» Text extract:

===============

# Just A Curious Question!



## ChainsawmanXX (Dec 9, 2010)

Whats the worst/best you have been screwed over selling logs? Or buying standing timber for that matter lol


----------



## 371groundie (Dec 10, 2010)

the log truck left my landing full. normally a full load runs around 5000bdft. 

when the check and the scale slip came in the mail it was 2500bdft. the mill blamed the trucker, the trucker blamed the mill, i got no help from either place. 

i dont use that trucker anymore. i still have to send wood to that mill as they take low grade logs and i make more money there than i do for pulpwood. but the trucker doesnt leave wood to be scaled later he puts a log down, and it gets scaled right then. and he doesnt leave until he has the paperwork in hand and agrees with the numbers.

i think the previous trucker dropped the load and left, then somone piled wood ontop of it before it was scaled. no way to tell where one load began and the next ended.


----------



## ryan_marine (Dec 12, 2010)

I didn't get screwed but I had a mill tell me that one of the ash logs I sent them was rejected for being to big. They did offer for me to leave it there for free. I called up a buddy that works at a veneer mill. His boss bought it at the mill and picked it up there. Never did buisness with that mill again. I still hear from my other mills I deal with. They think that it is funny. Because I offered to split the log for them.

Ray


----------



## Terry L (Dec 14, 2010)

Many years ago a self-loader picked up a load where we were logging. I knew the trucker well, saw the load go to the mill, with probably 4200 board feet. The trucker counted 38 logs. The scale ticket came back with 13 logs, and around 1800 feet. What happened? I did a lot of investigation. Facts: that day it rained, hailed, blew and there was thunder and lightning, and there was a bunch of students visiting the log scaling yard. Conclusion: for some reason, the electronic data collector (Made by HP) did not send all the data. Another scaler said he had seen that before, he had to punch send, or print, several times to ship all the data. The log buyer agreed to pay us for that load based on the average for that job. Don't assume your trucker ripped you off.


----------



## Gypo Logger (Dec 14, 2010)

===============

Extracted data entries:

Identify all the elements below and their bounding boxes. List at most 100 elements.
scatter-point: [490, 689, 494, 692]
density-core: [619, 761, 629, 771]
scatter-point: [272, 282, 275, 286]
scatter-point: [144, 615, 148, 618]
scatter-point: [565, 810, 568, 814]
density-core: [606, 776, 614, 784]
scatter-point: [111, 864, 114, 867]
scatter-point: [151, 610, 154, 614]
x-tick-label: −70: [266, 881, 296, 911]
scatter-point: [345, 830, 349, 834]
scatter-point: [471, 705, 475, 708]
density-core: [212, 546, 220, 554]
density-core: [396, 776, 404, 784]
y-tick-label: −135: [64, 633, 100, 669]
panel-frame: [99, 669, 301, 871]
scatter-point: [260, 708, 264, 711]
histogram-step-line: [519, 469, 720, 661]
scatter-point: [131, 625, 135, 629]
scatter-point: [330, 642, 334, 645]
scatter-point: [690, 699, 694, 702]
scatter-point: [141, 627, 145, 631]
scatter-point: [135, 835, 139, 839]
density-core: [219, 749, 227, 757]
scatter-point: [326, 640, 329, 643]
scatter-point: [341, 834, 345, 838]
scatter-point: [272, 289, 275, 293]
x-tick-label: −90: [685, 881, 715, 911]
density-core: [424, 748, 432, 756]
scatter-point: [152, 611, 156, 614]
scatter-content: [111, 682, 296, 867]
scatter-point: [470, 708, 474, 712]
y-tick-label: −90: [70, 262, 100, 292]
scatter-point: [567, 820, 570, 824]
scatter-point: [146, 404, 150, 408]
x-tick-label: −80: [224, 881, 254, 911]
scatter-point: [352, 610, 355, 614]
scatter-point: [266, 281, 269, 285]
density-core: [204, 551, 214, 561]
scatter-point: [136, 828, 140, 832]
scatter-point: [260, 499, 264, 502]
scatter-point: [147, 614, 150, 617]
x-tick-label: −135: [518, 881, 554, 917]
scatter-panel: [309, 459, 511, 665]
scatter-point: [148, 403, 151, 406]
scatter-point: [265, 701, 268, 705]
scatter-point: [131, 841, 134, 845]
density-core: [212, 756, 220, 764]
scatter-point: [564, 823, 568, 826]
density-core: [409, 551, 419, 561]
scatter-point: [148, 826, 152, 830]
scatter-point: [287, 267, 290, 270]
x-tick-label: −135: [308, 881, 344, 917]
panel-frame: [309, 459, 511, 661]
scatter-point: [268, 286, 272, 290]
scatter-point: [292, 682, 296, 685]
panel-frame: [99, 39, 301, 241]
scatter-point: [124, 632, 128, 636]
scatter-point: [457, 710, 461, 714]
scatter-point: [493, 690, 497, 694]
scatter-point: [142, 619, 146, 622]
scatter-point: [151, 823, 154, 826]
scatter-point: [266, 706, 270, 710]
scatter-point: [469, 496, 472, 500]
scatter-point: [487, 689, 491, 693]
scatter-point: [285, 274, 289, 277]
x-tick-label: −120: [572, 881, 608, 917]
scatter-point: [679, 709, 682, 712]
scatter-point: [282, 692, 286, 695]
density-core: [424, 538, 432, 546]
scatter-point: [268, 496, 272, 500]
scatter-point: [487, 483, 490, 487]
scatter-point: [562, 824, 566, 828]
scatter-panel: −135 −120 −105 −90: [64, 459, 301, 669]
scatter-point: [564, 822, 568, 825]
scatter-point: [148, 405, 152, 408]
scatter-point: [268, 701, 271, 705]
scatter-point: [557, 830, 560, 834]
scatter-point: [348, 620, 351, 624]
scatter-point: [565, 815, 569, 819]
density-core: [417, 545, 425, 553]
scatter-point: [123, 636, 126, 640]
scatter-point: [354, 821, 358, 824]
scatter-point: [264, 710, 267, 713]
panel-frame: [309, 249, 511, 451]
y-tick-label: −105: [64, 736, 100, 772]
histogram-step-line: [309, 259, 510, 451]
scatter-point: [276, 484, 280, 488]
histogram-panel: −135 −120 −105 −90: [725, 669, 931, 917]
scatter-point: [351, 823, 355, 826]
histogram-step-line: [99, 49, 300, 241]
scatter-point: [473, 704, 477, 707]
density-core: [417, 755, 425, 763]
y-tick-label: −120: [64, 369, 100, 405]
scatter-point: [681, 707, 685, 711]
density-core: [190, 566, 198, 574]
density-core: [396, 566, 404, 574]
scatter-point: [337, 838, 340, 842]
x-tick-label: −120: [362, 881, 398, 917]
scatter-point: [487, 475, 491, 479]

===============

» Short problem 1: Can you sum up the log-selling thread in two sentences?
» Short problem 2: Will you copy, word for word, the part of the log-selling thread that opens with the words containing "## ryan_marine (Dec" and closes with "L (Dec 14, 2010)"?

» Written response 1: A forum user asks about the worst or best experiences of being screwed over when selling logs or buying standing timber. Replies describe three cases: a load scaled at 2500 board feet instead of the usual 5000, with the mill and trucker blaming each other; an ash log a mill rejected as too big, which a veneer mill's boss then bought; and a scale ticket showing 13 logs instead of 38, traced to an electronic data collector that did not send all the data.

» Written response 2:
## ryan_marine (Dec 12, 2010)

I didn't get screwed but I had a mill tell me that one of the ash logs I sent them was rejected for being to big. They did offer for me to leave it there for free. I called up a buddy that works at a veneer mill. His boss bought it at the mill and picked it up there. Never did buisness with that mill again. I still hear from my other mills I deal with. They think that it is funny. Because I offered to split the log for them.

Ray


----------



## Terry L (Dec 14, 2010)